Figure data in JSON
════════════════════

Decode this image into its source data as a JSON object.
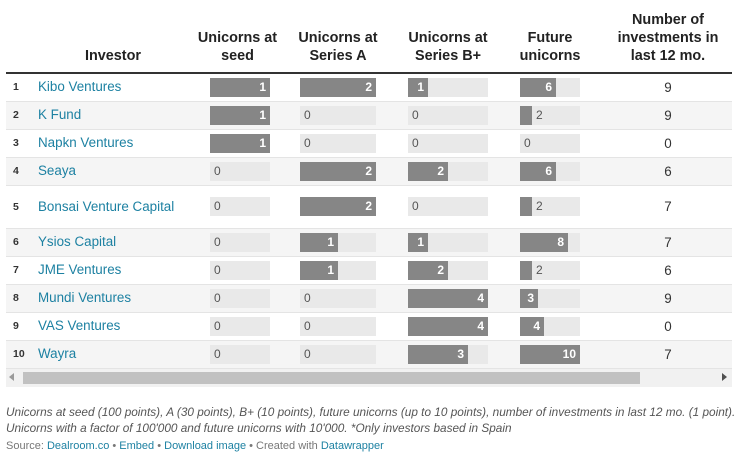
{
  "chart_data": {
    "type": "table",
    "columns": {
      "investor": "Investor",
      "seed": "Unicorns at seed",
      "series_a": "Unicorns at Series A",
      "series_b": "Unicorns at Series B+",
      "future": "Future unicorns",
      "investments": "Number of investments in last 12 mo."
    },
    "ranges": {
      "seed": [
        0,
        1
      ],
      "series_a": [
        0,
        2
      ],
      "series_b": [
        0,
        4
      ],
      "future": [
        0,
        10
      ]
    },
    "bar_color": "#868686",
    "link_color": "#1d81a2",
    "rows": [
      {
        "rank": "1",
        "investor": "Kibo Ventures",
        "seed": 1,
        "series_a": 2,
        "series_b": 1,
        "future": 6,
        "investments": 9
      },
      {
        "rank": "2",
        "investor": "K Fund",
        "seed": 1,
        "series_a": 0,
        "series_b": 0,
        "future": 2,
        "investments": 9
      },
      {
        "rank": "3",
        "investor": "Napkn Ventures",
        "seed": 1,
        "series_a": 0,
        "series_b": 0,
        "future": 0,
        "investments": 0
      },
      {
        "rank": "4",
        "investor": "Seaya",
        "seed": 0,
        "series_a": 2,
        "series_b": 2,
        "future": 6,
        "investments": 6
      },
      {
        "rank": "5",
        "investor": "Bonsai Venture Capital",
        "seed": 0,
        "series_a": 2,
        "series_b": 0,
        "future": 2,
        "investments": 7
      },
      {
        "rank": "6",
        "investor": "Ysios Capital",
        "seed": 0,
        "series_a": 1,
        "series_b": 1,
        "future": 8,
        "investments": 7
      },
      {
        "rank": "7",
        "investor": "JME Ventures",
        "seed": 0,
        "series_a": 1,
        "series_b": 2,
        "future": 2,
        "investments": 6
      },
      {
        "rank": "8",
        "investor": "Mundi Ventures",
        "seed": 0,
        "series_a": 0,
        "series_b": 4,
        "future": 3,
        "investments": 9
      },
      {
        "rank": "9",
        "investor": "VAS Ventures",
        "seed": 0,
        "series_a": 0,
        "series_b": 4,
        "future": 4,
        "investments": 0
      },
      {
        "rank": "10",
        "investor": "Wayra",
        "seed": 0,
        "series_a": 0,
        "series_b": 3,
        "future": 10,
        "investments": 7
      }
    ]
  },
  "notes": "Unicorns at seed (100 points), A (30 points), B+ (10 points), future unicorns (up to 10 points), number of investments in last 12 mo. (1 point). Unicorns with a factor of 100'000 and future unicorns with 10'000. *Only investors based in Spain",
  "source": {
    "prefix": "Source: ",
    "name": "Dealroom.co",
    "sep": " • ",
    "embed": "Embed",
    "download": "Download image",
    "created": "Created with ",
    "tool": "Datawrapper"
  }
}
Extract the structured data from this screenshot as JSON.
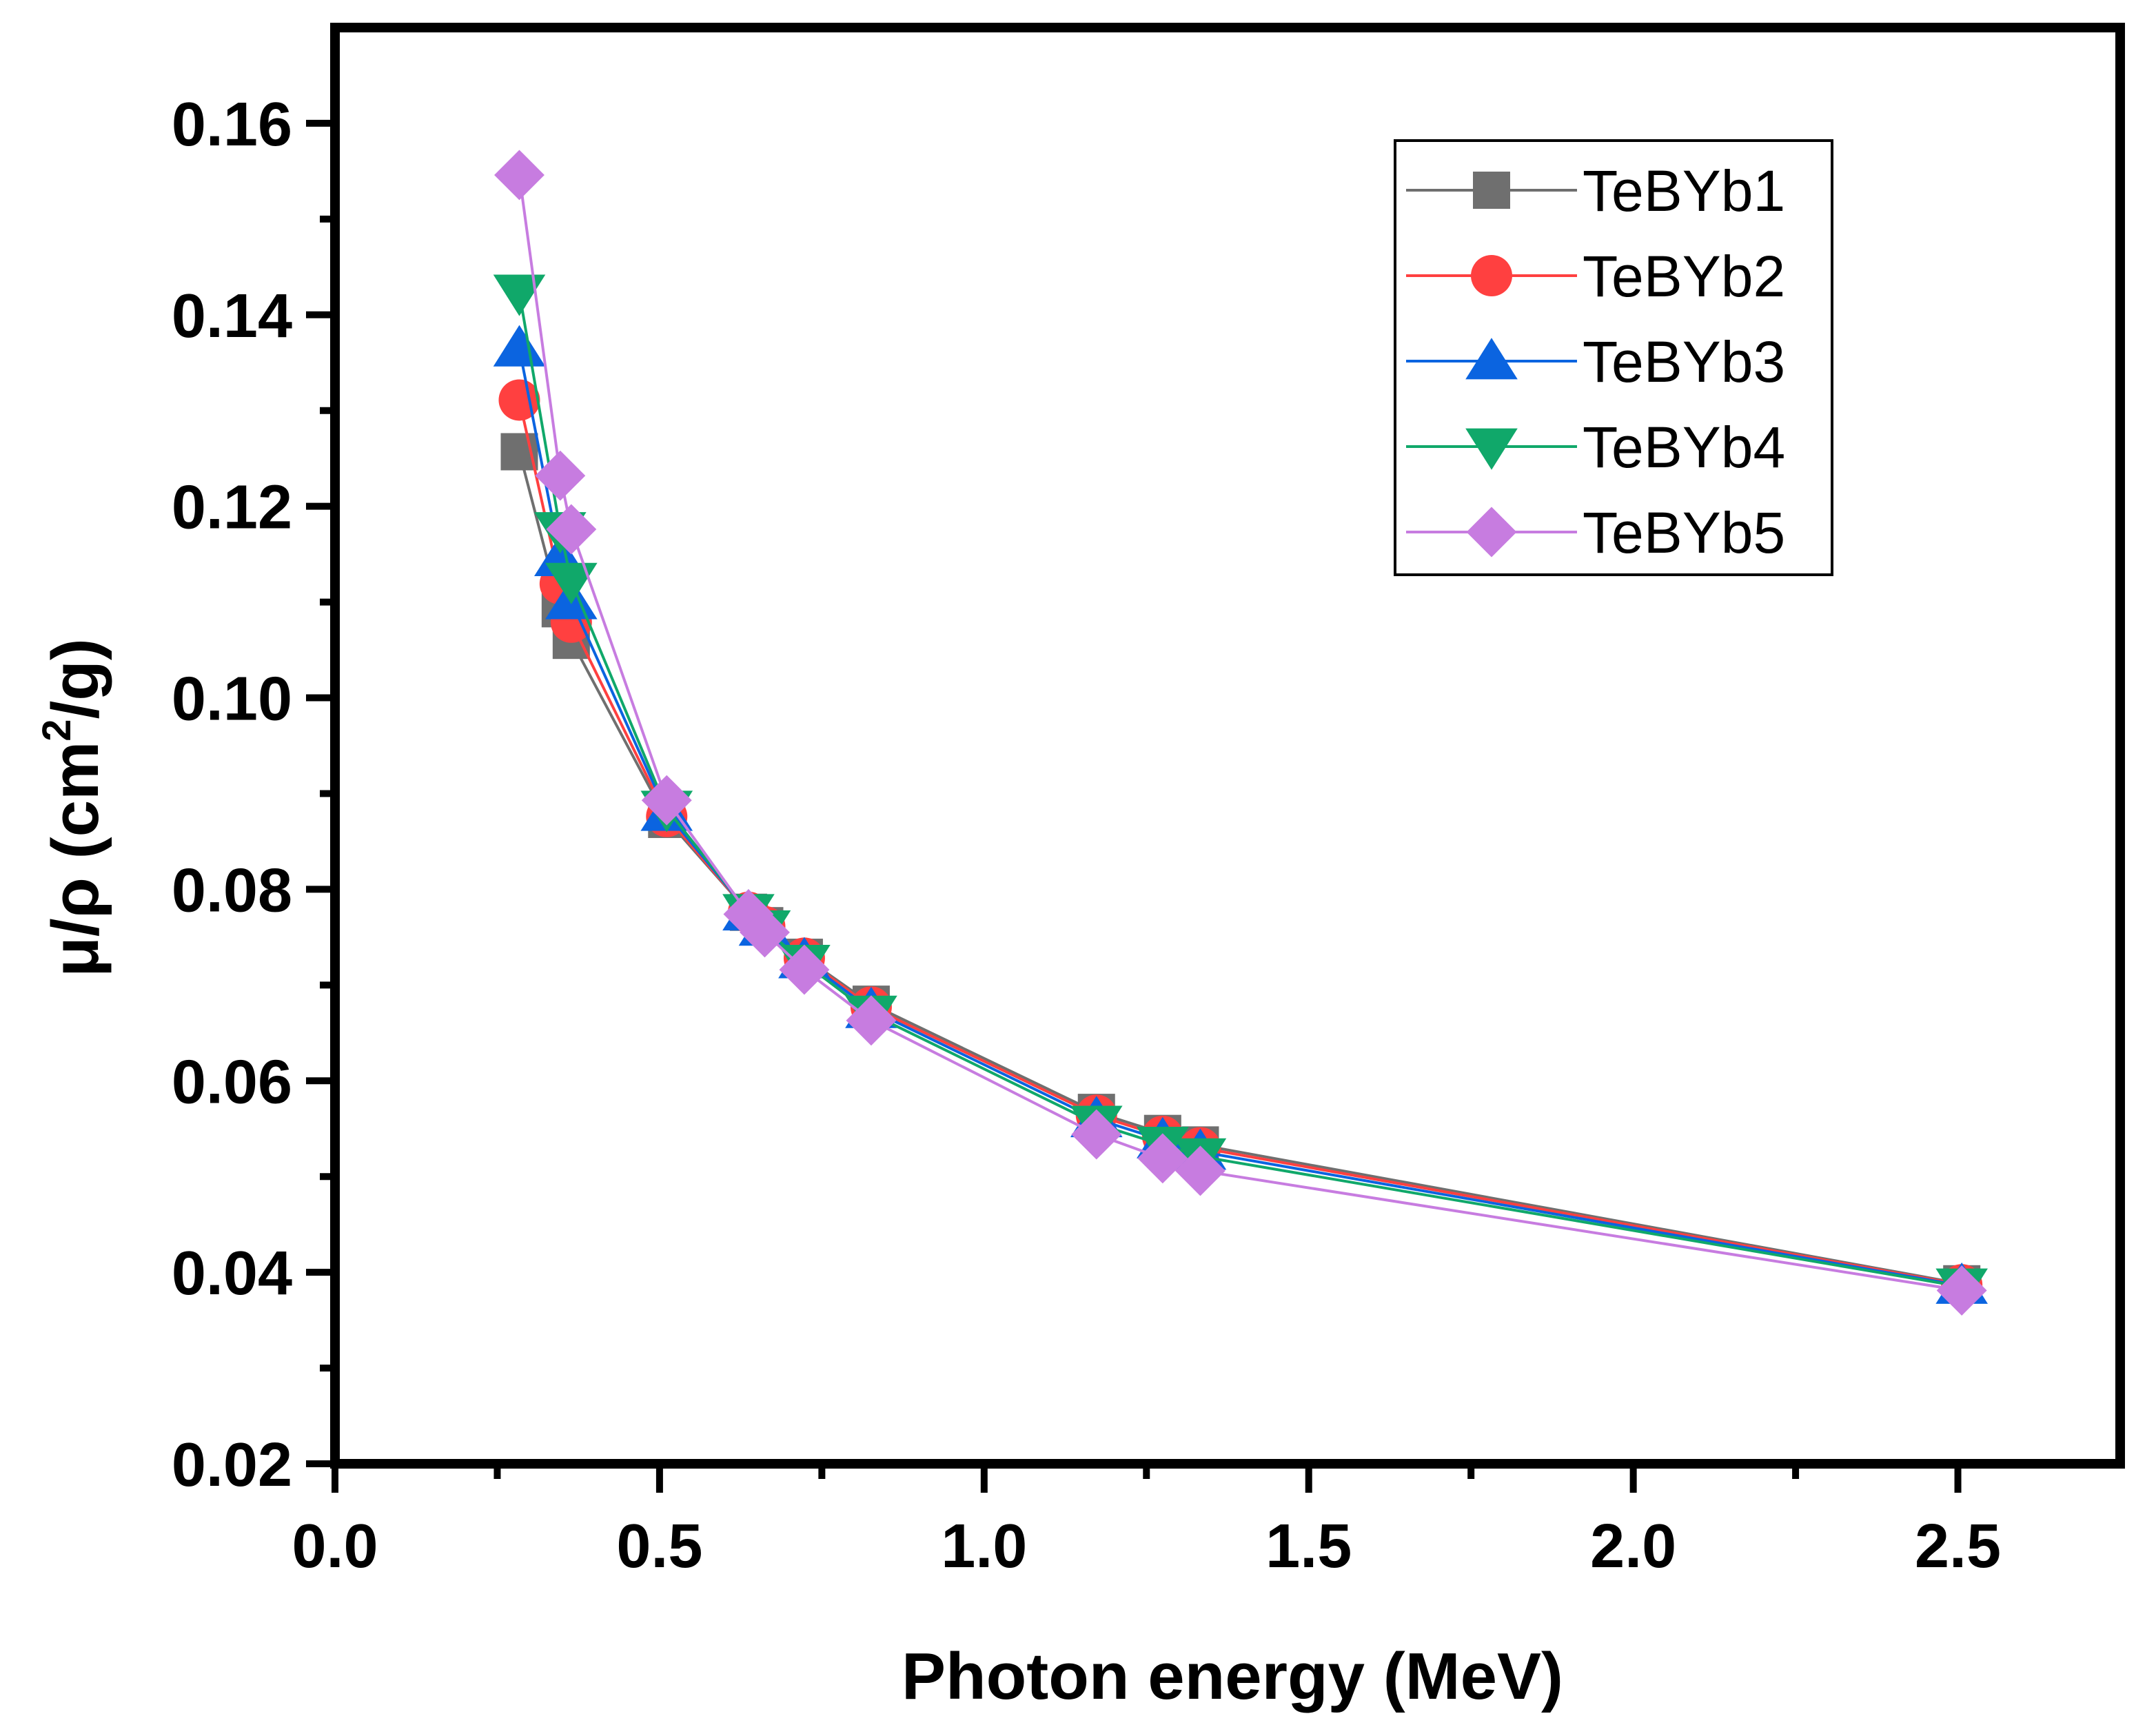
{
  "chart_data": {
    "type": "line",
    "xlabel": "Photon energy (MeV)",
    "ylabel": {
      "main": "μ/ρ (cm",
      "sup": "2",
      "tail": "/g)"
    },
    "xlim": [
      0,
      2.75
    ],
    "ylim": [
      0.02,
      0.17
    ],
    "x_ticks": [
      0.0,
      0.5,
      1.0,
      1.5,
      2.0,
      2.5
    ],
    "x_tick_labels": [
      "0.0",
      "0.5",
      "1.0",
      "1.5",
      "2.0",
      "2.5"
    ],
    "y_ticks": [
      0.02,
      0.04,
      0.06,
      0.08,
      0.1,
      0.12,
      0.14,
      0.16
    ],
    "y_tick_labels": [
      "0.02",
      "0.04",
      "0.06",
      "0.08",
      "0.10",
      "0.12",
      "0.14",
      "0.16"
    ],
    "x": [
      0.284,
      0.347,
      0.364,
      0.511,
      0.637,
      0.662,
      0.723,
      0.826,
      1.173,
      1.275,
      1.333,
      2.506
    ],
    "series": [
      {
        "name": "TeBYb1",
        "color": "#6f6f6f",
        "marker": "square",
        "values": [
          0.1257,
          0.1093,
          0.106,
          0.0873,
          0.0776,
          0.0762,
          0.0729,
          0.068,
          0.0567,
          0.0545,
          0.0533,
          0.0388
        ]
      },
      {
        "name": "TeBYb2",
        "color": "#ff4040",
        "marker": "circle",
        "values": [
          0.1311,
          0.1119,
          0.1079,
          0.0876,
          0.0776,
          0.0761,
          0.0728,
          0.0677,
          0.0564,
          0.0542,
          0.053,
          0.0387
        ]
      },
      {
        "name": "TeBYb3",
        "color": "#0b64e0",
        "marker": "triangle-up",
        "values": [
          0.1365,
          0.1146,
          0.1101,
          0.088,
          0.0776,
          0.076,
          0.0726,
          0.0674,
          0.056,
          0.0538,
          0.0526,
          0.0386
        ]
      },
      {
        "name": "TeBYb4",
        "color": "#10a86a",
        "marker": "triangle-down",
        "values": [
          0.1423,
          0.1175,
          0.1122,
          0.0884,
          0.0776,
          0.0759,
          0.0723,
          0.067,
          0.0555,
          0.0533,
          0.0521,
          0.0385
        ]
      },
      {
        "name": "TeBYb5",
        "color": "#c77ce0",
        "marker": "diamond",
        "values": [
          0.1546,
          0.1232,
          0.1176,
          0.0893,
          0.0774,
          0.0755,
          0.0716,
          0.0663,
          0.0544,
          0.0519,
          0.0506,
          0.0381
        ]
      }
    ],
    "legend_position": "top-right",
    "grid": false
  }
}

════════════════════

Will you restate every entry word for word and omit the images?

WRITTEN ANSWER =
Decode this image into its source data as a JSON object.
{
  "chart_data": {
    "type": "table",
    "columns": {
      "investor": "Investor",
      "seed": "Unicorns at seed",
      "series_a": "Unicorns at Series A",
      "series_b": "Unicorns at Series B+",
      "future": "Future unicorns",
      "investments": "Number of investments in last 12 mo."
    },
    "ranges": {
      "seed": [
        0,
        1
      ],
      "series_a": [
        0,
        2
      ],
      "series_b": [
        0,
        4
      ],
      "future": [
        0,
        10
      ]
    },
    "bar_color": "#868686",
    "link_color": "#1d81a2",
    "rows": [
      {
        "rank": "1",
        "investor": "Kibo Ventures",
        "seed": 1,
        "series_a": 2,
        "series_b": 1,
        "future": 6,
        "investments": 9
      },
      {
        "rank": "2",
        "investor": "K Fund",
        "seed": 1,
        "series_a": 0,
        "series_b": 0,
        "future": 2,
        "investments": 9
      },
      {
        "rank": "3",
        "investor": "Napkn Ventures",
        "seed": 1,
        "series_a": 0,
        "series_b": 0,
        "future": 0,
        "investments": 0
      },
      {
        "rank": "4",
        "investor": "Seaya",
        "seed": 0,
        "series_a": 2,
        "series_b": 2,
        "future": 6,
        "investments": 6
      },
      {
        "rank": "5",
        "investor": "Bonsai Venture Capital",
        "seed": 0,
        "series_a": 2,
        "series_b": 0,
        "future": 2,
        "investments": 7
      },
      {
        "rank": "6",
        "investor": "Ysios Capital",
        "seed": 0,
        "series_a": 1,
        "series_b": 1,
        "future": 8,
        "investments": 7
      },
      {
        "rank": "7",
        "investor": "JME Ventures",
        "seed": 0,
        "series_a": 1,
        "series_b": 2,
        "future": 2,
        "investments": 6
      },
      {
        "rank": "8",
        "investor": "Mundi Ventures",
        "seed": 0,
        "series_a": 0,
        "series_b": 4,
        "future": 3,
        "investments": 9
      },
      {
        "rank": "9",
        "investor": "VAS Ventures",
        "seed": 0,
        "series_a": 0,
        "series_b": 4,
        "future": 4,
        "investments": 0
      },
      {
        "rank": "10",
        "investor": "Wayra",
        "seed": 0,
        "series_a": 0,
        "series_b": 3,
        "future": 10,
        "investments": 7
      }
    ]
  },
  "notes": "Unicorns at seed (100 points), A (30 points), B+ (10 points), future unicorns (up to 10 points), number of investments in last 12 mo. (1 point). Unicorns with a factor of 100'000 and future unicorns with 10'000. *Only investors based in Spain",
  "source": {
    "prefix": "Source: ",
    "name": "Dealroom.co",
    "sep": " • ",
    "embed": "Embed",
    "download": "Download image",
    "created": "Created with ",
    "tool": "Datawrapper"
  }
}
Extract the structured data from this screenshot as JSON.
{
  "chart_data": {
    "type": "line",
    "xlabel": "Photon energy (MeV)",
    "ylabel": {
      "main": "μ/ρ (cm",
      "sup": "2",
      "tail": "/g)"
    },
    "xlim": [
      0,
      2.75
    ],
    "ylim": [
      0.02,
      0.17
    ],
    "x_ticks": [
      0.0,
      0.5,
      1.0,
      1.5,
      2.0,
      2.5
    ],
    "x_tick_labels": [
      "0.0",
      "0.5",
      "1.0",
      "1.5",
      "2.0",
      "2.5"
    ],
    "y_ticks": [
      0.02,
      0.04,
      0.06,
      0.08,
      0.1,
      0.12,
      0.14,
      0.16
    ],
    "y_tick_labels": [
      "0.02",
      "0.04",
      "0.06",
      "0.08",
      "0.10",
      "0.12",
      "0.14",
      "0.16"
    ],
    "x": [
      0.284,
      0.347,
      0.364,
      0.511,
      0.637,
      0.662,
      0.723,
      0.826,
      1.173,
      1.275,
      1.333,
      2.506
    ],
    "series": [
      {
        "name": "TeBYb1",
        "color": "#6f6f6f",
        "marker": "square",
        "values": [
          0.1257,
          0.1093,
          0.106,
          0.0873,
          0.0776,
          0.0762,
          0.0729,
          0.068,
          0.0567,
          0.0545,
          0.0533,
          0.0388
        ]
      },
      {
        "name": "TeBYb2",
        "color": "#ff4040",
        "marker": "circle",
        "values": [
          0.1311,
          0.1119,
          0.1079,
          0.0876,
          0.0776,
          0.0761,
          0.0728,
          0.0677,
          0.0564,
          0.0542,
          0.053,
          0.0387
        ]
      },
      {
        "name": "TeBYb3",
        "color": "#0b64e0",
        "marker": "triangle-up",
        "values": [
          0.1365,
          0.1146,
          0.1101,
          0.088,
          0.0776,
          0.076,
          0.0726,
          0.0674,
          0.056,
          0.0538,
          0.0526,
          0.0386
        ]
      },
      {
        "name": "TeBYb4",
        "color": "#10a86a",
        "marker": "triangle-down",
        "values": [
          0.1423,
          0.1175,
          0.1122,
          0.0884,
          0.0776,
          0.0759,
          0.0723,
          0.067,
          0.0555,
          0.0533,
          0.0521,
          0.0385
        ]
      },
      {
        "name": "TeBYb5",
        "color": "#c77ce0",
        "marker": "diamond",
        "values": [
          0.1546,
          0.1232,
          0.1176,
          0.0893,
          0.0774,
          0.0755,
          0.0716,
          0.0663,
          0.0544,
          0.0519,
          0.0506,
          0.0381
        ]
      }
    ],
    "legend_position": "top-right",
    "grid": false
  }
}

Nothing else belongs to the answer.